**Excerpt:**
____________

Logistic Regression for Classification in Machine Learning

Logistic regression is an analytical technique in supervised machine learning for performing classification tasks. It is a classification algorithm based on probabilistic approach.

Logistic regression approach can be used to make predictions on a categorical dependent variable. The algorithm extracts inferences from a given set of independent input variables and these inferences are used to make predictions on a target variable. The target variable has to be a dependent categorical variable. The logistic regression predicts the probability of the target variable to belong to a particular class by giving a probabilistic value that lies between 0 and 1.

This method is named logistic regression though it performs classification tasks because of the reason that the underlying techniques are similar to that involved in linear regression. The algorithm uses predictive modeling as regression and uses a logit function for the classification task. In fact, it uses the output obtained from a linear regression function as input and applies a sigmoid function to measure the probability that an instance belongs to a particular class.

Criteria for logistic regression

The independent variables should be free from correlation between themselves, i.e., multicollinearity among input features has to be avoided
The target variable in logistic regression has to a dependent categorical variable

Need of Sigmoid function in logistic regression

Logistic regression works on the principle of linear separability of data points. Like the Support Vector Machine method, a hyperplane separates the data points. The data points belonging to the negative class are denoted by -1 and the data points belonging to the positive class are denoted by +1.

Logistic Regression for Classification in Machine Learning

Figure 1. Schematic of hyperplane separating data points belonging to different categories

Suppose w is the normal vector to the hyperplane (Figure 1), then the distance d of the point $X_i$ from the hyperplane is,

$$d=\frac{W^TX}{||W||}$$

If $W$ is unit normal vector, then, $d=W^TX_i$

Now, the classifier classifies the data points which are in the same direction of the normal vector as positive class and the remaining data points as negative class.

____________

**Jobs:**
1. In the logistic regression text, what function is applied to the output of a linear regression function to measure the probability that an instance belongs to a particular class?
2. Rewrite the part of the logistic regression text starting at "The independent variables" and ending at "denoted by +1.", with "hyperplane" changed to "decision boundary".

____________

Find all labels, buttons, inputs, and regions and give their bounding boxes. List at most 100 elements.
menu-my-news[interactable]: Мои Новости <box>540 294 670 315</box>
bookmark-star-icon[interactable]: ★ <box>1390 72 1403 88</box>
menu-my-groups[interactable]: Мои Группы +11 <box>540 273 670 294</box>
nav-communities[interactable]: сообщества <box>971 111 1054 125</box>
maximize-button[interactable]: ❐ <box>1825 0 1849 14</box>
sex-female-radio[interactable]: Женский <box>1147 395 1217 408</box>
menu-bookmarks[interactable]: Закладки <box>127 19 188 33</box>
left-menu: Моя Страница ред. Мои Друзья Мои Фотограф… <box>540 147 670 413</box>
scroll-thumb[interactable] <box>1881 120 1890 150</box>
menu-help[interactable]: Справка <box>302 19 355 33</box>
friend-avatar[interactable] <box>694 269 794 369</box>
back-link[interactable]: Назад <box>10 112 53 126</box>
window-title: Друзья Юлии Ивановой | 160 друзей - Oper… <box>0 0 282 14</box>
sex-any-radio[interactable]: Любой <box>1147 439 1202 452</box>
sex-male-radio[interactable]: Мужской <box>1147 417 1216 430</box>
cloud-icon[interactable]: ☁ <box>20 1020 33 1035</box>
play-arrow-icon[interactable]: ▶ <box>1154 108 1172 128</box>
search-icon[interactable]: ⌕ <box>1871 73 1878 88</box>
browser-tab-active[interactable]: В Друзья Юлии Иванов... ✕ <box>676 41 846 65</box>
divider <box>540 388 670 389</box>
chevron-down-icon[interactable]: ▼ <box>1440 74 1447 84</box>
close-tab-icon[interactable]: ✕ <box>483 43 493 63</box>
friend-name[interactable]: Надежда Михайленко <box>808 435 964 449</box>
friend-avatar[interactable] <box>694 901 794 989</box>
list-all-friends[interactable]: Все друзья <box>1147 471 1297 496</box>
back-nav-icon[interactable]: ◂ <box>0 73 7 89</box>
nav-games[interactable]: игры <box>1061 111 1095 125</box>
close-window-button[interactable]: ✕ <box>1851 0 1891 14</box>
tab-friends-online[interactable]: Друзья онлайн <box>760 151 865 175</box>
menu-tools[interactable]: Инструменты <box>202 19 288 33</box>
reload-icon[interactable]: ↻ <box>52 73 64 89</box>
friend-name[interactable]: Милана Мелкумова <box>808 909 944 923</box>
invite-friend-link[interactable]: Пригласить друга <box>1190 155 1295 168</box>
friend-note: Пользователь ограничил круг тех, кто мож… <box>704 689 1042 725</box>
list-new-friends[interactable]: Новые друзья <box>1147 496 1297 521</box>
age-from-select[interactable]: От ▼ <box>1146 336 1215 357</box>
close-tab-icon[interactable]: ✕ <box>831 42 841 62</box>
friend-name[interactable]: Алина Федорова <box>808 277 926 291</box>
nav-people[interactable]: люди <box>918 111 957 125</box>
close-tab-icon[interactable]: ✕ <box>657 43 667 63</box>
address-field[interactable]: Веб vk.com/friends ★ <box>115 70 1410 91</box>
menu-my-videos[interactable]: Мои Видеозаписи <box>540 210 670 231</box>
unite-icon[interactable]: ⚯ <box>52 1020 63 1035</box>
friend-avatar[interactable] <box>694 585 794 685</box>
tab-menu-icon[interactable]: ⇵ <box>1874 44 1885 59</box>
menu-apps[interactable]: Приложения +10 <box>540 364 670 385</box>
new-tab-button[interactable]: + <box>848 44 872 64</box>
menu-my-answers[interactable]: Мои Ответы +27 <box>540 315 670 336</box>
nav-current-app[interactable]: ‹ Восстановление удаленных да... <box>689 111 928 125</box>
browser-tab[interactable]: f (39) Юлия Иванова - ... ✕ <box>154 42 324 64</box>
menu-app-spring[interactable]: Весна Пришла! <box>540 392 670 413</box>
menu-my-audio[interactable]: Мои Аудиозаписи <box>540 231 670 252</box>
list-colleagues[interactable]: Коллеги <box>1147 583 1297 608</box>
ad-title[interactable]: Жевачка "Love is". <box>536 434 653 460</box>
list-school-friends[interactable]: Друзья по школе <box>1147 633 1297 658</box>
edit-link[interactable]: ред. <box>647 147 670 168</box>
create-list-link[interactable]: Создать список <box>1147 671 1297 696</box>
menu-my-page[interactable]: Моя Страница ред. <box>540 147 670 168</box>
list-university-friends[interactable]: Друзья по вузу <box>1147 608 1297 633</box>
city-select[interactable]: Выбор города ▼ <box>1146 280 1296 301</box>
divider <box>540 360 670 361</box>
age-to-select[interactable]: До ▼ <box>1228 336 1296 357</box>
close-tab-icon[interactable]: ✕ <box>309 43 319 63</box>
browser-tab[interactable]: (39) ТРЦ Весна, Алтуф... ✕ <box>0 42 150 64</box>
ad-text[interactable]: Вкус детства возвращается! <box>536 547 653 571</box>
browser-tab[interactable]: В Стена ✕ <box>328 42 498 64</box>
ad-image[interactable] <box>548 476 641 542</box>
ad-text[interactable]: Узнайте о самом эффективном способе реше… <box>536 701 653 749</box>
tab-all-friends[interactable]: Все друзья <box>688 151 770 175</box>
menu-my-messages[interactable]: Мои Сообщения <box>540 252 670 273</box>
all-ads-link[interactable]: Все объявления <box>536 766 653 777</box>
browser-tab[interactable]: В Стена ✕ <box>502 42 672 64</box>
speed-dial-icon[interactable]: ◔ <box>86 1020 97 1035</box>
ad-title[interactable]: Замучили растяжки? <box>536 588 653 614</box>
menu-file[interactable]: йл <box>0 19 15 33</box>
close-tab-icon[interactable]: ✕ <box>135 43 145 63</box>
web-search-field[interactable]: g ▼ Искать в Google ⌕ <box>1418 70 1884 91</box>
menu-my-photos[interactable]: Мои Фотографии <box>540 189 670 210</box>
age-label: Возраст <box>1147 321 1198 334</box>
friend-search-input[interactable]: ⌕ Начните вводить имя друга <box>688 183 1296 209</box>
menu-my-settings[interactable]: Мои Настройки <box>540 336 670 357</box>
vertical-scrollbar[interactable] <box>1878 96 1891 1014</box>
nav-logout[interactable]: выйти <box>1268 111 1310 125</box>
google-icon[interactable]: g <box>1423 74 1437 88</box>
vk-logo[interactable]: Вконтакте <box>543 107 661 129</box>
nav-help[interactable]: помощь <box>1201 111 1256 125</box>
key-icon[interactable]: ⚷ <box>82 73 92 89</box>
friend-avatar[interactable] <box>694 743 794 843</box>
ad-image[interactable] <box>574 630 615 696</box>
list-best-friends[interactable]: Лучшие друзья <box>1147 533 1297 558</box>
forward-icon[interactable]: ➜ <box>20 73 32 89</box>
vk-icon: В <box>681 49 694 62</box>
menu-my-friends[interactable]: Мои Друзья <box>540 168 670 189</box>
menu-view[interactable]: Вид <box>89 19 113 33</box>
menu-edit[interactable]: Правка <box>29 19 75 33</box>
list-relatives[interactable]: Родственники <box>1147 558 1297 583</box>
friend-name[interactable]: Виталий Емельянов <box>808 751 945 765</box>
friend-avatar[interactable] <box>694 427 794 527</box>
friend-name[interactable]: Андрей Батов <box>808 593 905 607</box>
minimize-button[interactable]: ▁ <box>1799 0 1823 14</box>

____________

**Written answers:**
1. A sigmoid function.

2.
The independent variables should be free from correlation between themselves, i.e., multicollinearity among input features has to be avoided
The target variable in logistic regression has to a dependent categorical variable

Need of Sigmoid function in logistic regression

Logistic regression works on the principle of linear separability of data points. Like the Support Vector Machine method, a decision boundary separates the data points. The data points belonging to the negative class are denoted by -1 and the data points belonging to the positive class are denoted by +1.